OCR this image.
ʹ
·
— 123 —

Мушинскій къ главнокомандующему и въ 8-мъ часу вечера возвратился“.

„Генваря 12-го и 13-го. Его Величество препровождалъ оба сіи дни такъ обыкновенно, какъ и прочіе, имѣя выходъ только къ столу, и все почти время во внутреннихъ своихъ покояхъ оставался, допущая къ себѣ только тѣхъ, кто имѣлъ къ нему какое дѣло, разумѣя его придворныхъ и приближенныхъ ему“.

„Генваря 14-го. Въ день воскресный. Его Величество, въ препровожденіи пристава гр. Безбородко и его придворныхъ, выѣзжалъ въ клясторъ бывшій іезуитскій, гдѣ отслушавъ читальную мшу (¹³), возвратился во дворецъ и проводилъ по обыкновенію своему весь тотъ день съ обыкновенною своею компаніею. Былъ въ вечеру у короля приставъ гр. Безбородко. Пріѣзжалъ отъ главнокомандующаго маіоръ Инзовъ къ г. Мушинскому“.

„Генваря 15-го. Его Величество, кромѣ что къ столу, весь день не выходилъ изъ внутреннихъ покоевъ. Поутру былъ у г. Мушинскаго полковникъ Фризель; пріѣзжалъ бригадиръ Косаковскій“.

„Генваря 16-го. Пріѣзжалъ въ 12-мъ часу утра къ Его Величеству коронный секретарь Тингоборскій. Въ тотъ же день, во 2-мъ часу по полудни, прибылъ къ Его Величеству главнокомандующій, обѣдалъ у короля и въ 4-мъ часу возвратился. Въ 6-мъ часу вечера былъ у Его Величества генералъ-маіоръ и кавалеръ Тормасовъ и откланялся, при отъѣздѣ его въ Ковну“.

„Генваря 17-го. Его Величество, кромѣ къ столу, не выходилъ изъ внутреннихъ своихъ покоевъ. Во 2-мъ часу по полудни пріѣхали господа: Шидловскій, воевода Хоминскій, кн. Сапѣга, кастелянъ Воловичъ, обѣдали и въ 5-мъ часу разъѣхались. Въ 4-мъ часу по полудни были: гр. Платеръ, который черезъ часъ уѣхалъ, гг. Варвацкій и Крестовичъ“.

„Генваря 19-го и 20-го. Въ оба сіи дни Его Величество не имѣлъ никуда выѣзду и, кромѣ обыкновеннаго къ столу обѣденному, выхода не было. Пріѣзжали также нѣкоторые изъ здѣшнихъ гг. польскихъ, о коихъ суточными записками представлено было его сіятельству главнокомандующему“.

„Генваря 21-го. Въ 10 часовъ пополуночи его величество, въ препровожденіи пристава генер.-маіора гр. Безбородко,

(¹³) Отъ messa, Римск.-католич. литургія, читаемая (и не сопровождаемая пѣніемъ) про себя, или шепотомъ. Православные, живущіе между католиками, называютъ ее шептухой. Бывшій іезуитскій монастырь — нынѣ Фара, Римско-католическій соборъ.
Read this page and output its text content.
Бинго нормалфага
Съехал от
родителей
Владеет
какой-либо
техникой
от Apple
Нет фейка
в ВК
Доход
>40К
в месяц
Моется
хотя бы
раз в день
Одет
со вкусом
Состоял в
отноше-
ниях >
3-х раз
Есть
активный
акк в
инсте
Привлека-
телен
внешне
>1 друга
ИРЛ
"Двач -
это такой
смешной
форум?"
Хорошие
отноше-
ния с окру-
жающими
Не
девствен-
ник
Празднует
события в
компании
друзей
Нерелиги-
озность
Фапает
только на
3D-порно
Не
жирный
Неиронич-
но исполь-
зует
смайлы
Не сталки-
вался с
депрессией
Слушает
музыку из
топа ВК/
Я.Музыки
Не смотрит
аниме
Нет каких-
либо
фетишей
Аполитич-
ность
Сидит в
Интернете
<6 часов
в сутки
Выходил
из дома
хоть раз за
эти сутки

□ □ □ □

Brief:
Say how many lines of the data include the word "весь". Respond with the number alone.

Response to this exercise:
2